# WHAT THE EXERCISE ASKS:
Using the records provided below, locate and copy each line that contains the word "FIDEOS".

# RECORD LIST:
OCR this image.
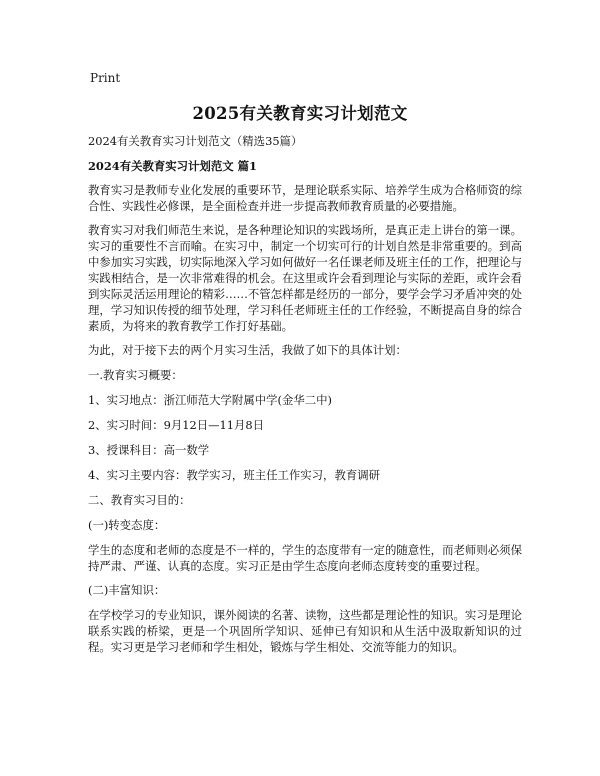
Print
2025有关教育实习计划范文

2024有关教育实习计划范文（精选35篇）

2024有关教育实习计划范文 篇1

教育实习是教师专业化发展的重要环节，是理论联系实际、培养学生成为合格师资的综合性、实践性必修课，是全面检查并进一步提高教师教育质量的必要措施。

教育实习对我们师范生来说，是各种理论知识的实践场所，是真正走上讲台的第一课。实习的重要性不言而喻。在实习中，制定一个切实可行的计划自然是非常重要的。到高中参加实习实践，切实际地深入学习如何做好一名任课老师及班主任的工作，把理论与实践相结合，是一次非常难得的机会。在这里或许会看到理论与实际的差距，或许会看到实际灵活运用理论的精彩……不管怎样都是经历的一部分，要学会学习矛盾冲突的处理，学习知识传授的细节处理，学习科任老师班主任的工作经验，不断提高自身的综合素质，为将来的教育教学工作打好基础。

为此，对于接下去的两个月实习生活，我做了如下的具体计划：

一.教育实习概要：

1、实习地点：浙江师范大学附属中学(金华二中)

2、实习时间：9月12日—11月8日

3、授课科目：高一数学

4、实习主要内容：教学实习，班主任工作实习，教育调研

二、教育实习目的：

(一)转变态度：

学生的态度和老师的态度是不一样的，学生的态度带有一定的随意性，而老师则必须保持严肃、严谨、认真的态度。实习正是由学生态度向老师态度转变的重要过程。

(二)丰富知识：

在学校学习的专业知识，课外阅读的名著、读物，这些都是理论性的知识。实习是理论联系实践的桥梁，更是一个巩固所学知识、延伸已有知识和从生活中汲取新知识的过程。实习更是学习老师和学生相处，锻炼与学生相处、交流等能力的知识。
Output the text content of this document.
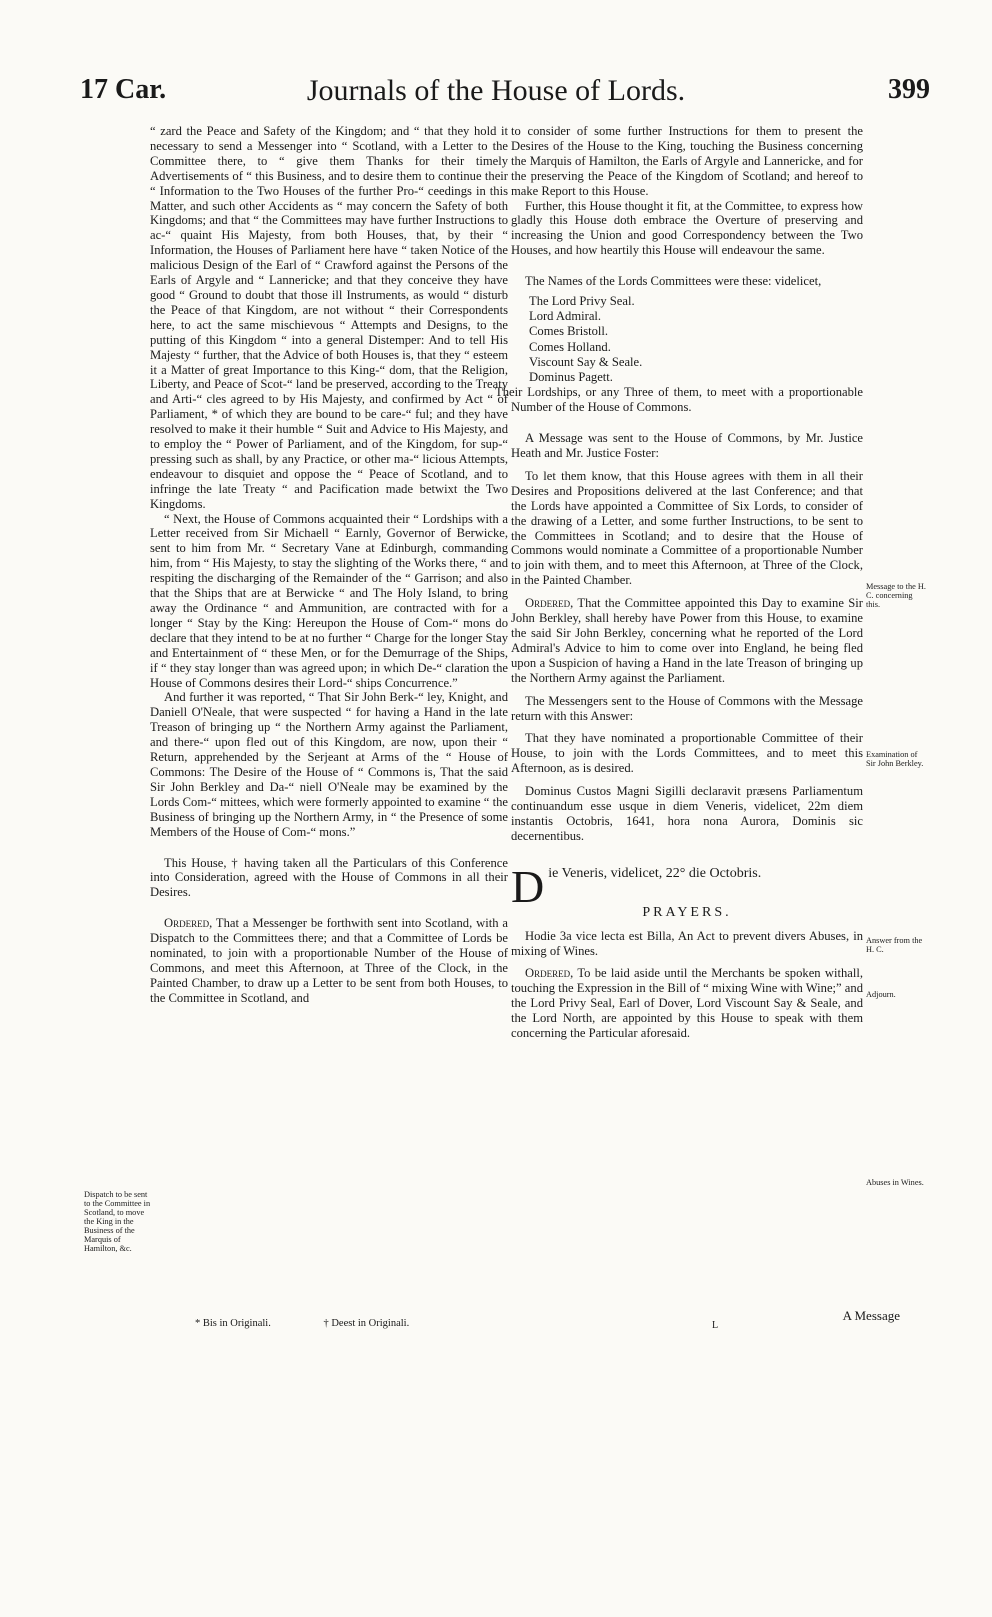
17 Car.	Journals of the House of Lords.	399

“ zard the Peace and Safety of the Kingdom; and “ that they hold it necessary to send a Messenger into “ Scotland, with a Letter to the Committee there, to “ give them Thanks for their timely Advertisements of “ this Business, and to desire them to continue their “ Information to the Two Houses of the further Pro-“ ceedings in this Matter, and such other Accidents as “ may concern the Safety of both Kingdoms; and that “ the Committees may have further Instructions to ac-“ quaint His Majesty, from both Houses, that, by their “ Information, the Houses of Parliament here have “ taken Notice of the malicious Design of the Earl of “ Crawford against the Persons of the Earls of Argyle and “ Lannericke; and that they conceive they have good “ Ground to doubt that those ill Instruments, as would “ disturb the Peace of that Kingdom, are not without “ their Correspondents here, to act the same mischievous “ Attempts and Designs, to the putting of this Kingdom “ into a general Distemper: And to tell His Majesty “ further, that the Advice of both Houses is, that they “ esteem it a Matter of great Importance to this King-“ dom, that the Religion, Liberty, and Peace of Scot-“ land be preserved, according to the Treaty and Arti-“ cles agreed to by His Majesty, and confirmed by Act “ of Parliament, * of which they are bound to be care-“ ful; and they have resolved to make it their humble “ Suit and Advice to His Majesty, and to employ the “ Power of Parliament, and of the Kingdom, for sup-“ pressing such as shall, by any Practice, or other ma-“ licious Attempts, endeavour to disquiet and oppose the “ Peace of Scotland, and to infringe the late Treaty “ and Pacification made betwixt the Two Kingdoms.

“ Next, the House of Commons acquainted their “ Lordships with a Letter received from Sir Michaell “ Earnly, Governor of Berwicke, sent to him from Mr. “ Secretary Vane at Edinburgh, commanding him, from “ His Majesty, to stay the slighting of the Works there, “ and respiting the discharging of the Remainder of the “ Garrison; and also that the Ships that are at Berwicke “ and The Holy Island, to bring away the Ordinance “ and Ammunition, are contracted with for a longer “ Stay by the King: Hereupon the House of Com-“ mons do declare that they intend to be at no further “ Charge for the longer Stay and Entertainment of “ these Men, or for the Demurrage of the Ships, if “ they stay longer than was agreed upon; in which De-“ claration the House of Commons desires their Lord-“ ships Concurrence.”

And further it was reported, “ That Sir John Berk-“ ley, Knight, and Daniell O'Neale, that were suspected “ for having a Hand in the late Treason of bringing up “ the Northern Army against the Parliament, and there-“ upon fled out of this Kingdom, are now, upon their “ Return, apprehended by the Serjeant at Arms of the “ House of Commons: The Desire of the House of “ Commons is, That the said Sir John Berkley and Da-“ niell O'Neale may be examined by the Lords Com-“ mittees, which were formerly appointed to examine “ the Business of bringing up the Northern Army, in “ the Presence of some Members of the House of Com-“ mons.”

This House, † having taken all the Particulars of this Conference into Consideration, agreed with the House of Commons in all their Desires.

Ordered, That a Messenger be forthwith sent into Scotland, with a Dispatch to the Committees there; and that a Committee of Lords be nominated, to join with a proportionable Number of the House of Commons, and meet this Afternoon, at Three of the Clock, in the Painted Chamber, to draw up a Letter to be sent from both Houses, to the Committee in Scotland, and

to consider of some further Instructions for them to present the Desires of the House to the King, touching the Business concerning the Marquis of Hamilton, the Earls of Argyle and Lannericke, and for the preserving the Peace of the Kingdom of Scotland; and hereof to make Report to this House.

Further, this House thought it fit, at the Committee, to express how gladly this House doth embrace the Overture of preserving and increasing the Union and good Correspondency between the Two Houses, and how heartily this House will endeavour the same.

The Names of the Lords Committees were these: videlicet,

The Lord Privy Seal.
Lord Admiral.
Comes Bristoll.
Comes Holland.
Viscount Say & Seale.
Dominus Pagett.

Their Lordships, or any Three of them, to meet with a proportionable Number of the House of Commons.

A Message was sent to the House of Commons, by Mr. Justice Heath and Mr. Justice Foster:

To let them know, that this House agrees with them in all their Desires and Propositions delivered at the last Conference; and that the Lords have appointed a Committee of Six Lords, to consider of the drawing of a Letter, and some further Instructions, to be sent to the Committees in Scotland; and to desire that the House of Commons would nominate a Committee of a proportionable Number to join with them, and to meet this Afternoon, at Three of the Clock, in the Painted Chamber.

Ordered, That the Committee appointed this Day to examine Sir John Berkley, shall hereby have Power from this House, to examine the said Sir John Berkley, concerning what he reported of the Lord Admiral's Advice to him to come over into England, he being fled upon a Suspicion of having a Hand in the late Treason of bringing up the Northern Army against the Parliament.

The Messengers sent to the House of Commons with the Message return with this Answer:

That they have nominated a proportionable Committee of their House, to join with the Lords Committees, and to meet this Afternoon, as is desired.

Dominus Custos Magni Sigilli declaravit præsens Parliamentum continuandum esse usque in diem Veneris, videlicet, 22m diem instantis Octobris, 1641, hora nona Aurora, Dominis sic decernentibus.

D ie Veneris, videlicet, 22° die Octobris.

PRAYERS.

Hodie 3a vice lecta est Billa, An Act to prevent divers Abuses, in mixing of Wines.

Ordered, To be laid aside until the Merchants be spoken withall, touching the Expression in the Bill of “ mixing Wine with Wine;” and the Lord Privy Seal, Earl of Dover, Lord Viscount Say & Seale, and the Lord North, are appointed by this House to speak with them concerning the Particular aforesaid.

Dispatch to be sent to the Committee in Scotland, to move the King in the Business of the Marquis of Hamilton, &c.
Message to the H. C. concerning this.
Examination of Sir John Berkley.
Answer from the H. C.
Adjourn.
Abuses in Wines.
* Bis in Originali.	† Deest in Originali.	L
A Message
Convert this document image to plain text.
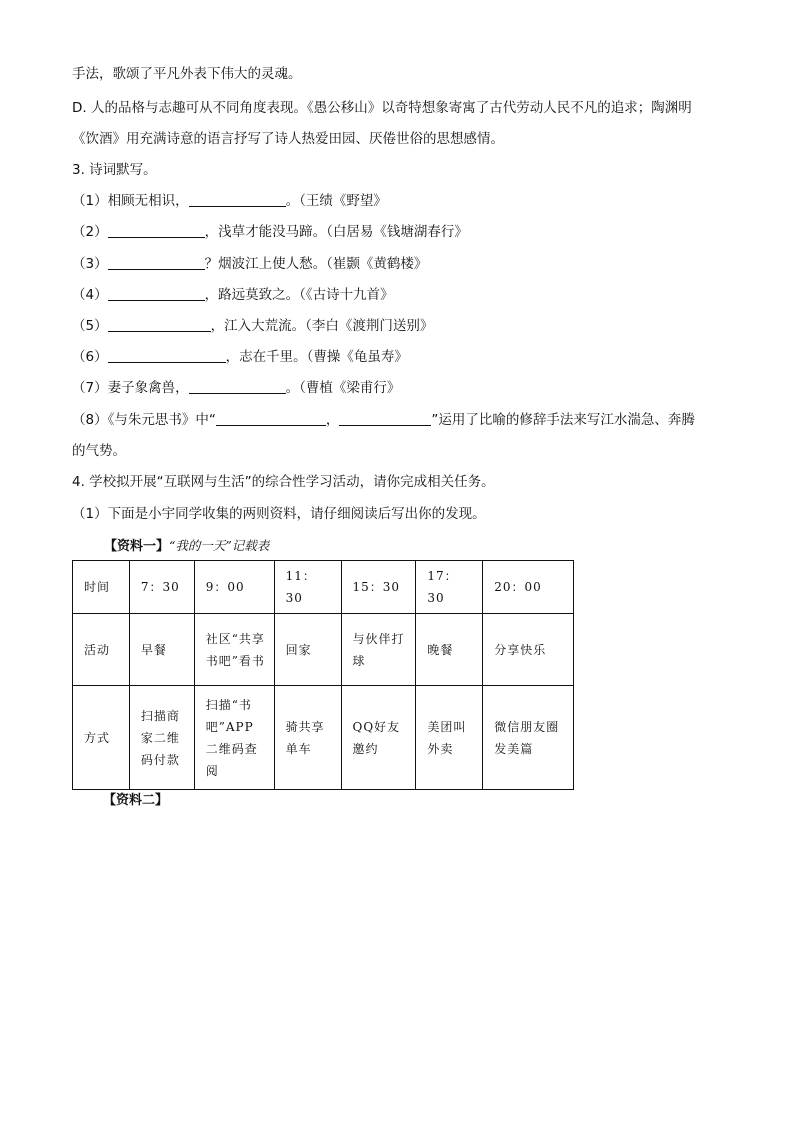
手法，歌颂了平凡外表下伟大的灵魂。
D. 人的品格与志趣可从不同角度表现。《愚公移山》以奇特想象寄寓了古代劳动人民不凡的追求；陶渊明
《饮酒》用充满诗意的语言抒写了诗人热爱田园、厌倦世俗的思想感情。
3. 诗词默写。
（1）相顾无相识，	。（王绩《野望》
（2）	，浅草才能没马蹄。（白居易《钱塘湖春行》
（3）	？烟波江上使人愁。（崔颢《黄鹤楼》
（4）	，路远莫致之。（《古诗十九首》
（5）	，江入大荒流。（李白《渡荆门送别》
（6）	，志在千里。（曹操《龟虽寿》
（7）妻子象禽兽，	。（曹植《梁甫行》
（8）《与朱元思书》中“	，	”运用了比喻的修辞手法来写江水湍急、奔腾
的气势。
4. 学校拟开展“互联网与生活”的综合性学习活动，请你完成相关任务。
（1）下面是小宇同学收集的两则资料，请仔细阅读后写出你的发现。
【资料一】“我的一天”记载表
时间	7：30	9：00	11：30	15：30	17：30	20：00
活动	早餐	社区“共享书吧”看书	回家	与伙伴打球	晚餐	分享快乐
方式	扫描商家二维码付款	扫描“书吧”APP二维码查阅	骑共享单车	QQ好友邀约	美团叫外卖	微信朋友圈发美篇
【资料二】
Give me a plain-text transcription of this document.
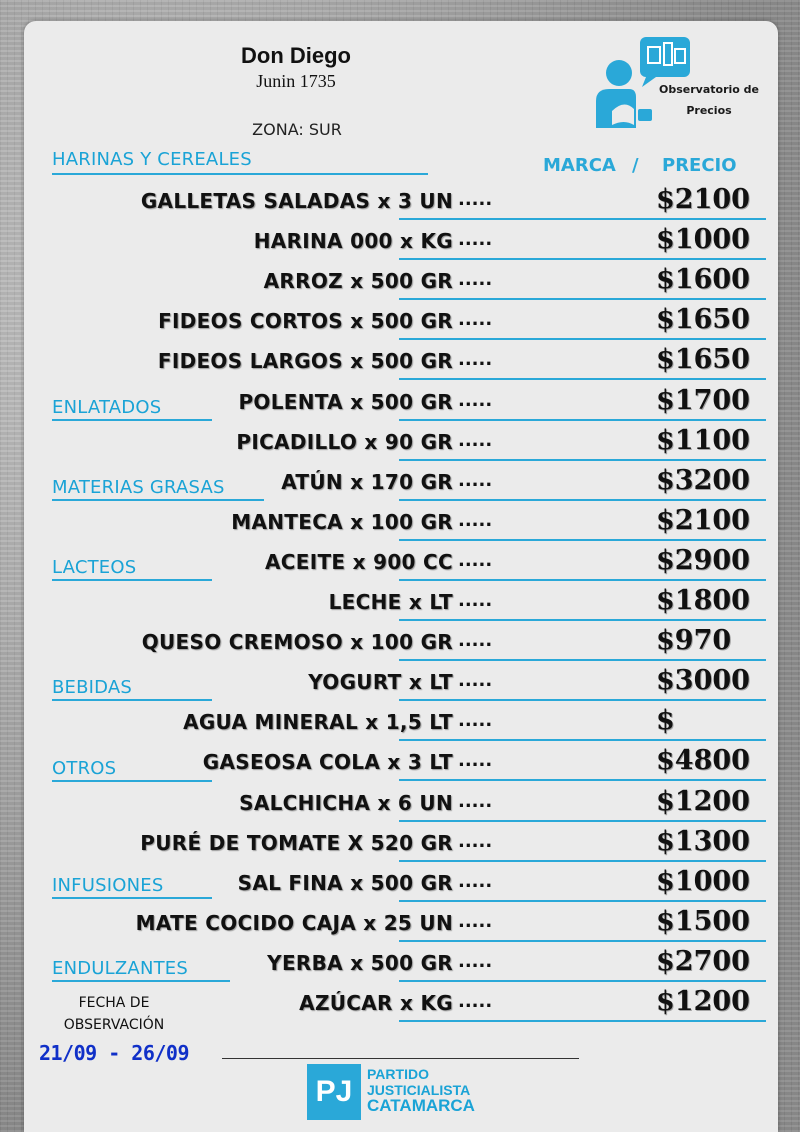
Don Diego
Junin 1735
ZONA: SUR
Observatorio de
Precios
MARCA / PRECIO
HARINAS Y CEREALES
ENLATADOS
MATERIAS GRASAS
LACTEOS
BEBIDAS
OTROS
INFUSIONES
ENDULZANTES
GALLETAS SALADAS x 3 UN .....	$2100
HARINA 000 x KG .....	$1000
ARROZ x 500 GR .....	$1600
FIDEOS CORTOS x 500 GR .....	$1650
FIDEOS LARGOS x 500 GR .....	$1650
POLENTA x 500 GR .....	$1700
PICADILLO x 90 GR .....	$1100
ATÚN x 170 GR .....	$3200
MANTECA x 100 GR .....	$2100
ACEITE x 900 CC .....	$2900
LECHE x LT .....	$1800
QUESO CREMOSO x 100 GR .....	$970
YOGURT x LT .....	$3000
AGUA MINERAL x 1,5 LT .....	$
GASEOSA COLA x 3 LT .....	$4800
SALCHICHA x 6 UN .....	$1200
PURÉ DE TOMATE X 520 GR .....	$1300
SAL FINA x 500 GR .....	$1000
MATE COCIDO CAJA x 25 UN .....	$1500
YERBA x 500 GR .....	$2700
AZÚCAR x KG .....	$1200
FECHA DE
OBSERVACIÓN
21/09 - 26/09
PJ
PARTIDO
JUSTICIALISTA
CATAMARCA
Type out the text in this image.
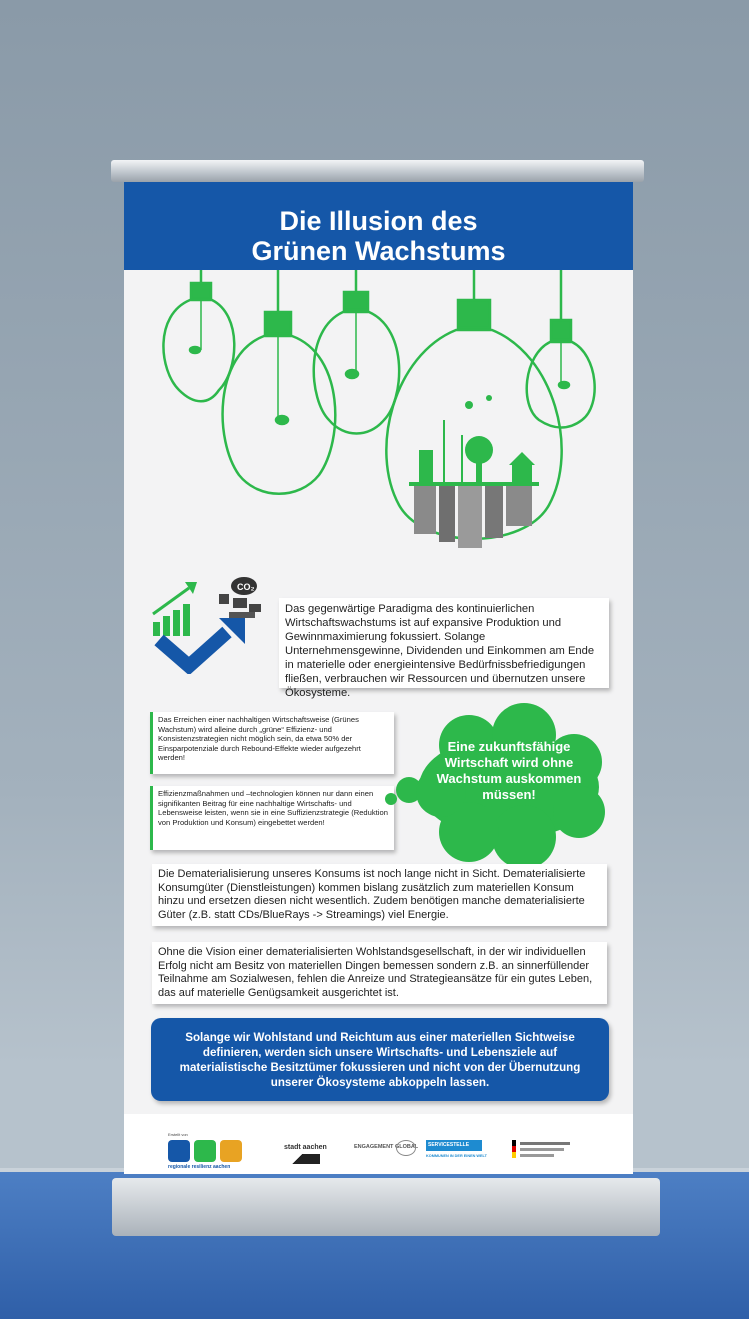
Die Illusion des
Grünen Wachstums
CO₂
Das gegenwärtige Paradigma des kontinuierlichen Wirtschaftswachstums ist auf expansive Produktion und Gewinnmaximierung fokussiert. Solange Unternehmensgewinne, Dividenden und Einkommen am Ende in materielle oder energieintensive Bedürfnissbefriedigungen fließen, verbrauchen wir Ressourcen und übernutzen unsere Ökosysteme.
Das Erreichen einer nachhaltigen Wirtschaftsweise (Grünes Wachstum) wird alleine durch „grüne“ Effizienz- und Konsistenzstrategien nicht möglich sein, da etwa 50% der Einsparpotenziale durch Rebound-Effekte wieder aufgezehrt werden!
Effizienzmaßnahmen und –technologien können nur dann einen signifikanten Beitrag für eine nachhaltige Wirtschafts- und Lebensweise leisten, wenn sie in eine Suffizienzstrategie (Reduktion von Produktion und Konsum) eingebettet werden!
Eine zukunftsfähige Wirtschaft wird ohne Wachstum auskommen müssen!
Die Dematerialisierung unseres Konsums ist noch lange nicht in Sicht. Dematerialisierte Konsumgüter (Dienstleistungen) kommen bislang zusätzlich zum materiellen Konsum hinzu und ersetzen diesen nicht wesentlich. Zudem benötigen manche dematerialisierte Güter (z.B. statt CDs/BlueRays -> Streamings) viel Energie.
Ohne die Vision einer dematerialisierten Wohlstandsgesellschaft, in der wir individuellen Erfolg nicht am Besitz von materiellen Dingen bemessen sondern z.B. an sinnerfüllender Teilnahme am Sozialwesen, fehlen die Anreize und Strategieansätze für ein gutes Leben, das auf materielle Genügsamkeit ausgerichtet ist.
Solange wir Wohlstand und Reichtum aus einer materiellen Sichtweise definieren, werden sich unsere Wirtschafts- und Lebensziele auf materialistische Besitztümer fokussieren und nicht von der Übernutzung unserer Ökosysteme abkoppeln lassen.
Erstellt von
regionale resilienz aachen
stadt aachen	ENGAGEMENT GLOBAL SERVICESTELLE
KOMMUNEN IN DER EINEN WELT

# FULL OUTPUT:
FIDEOS CORTOS x 500 GR .....	$1650
FIDEOS LARGOS x 500 GR .....	$1650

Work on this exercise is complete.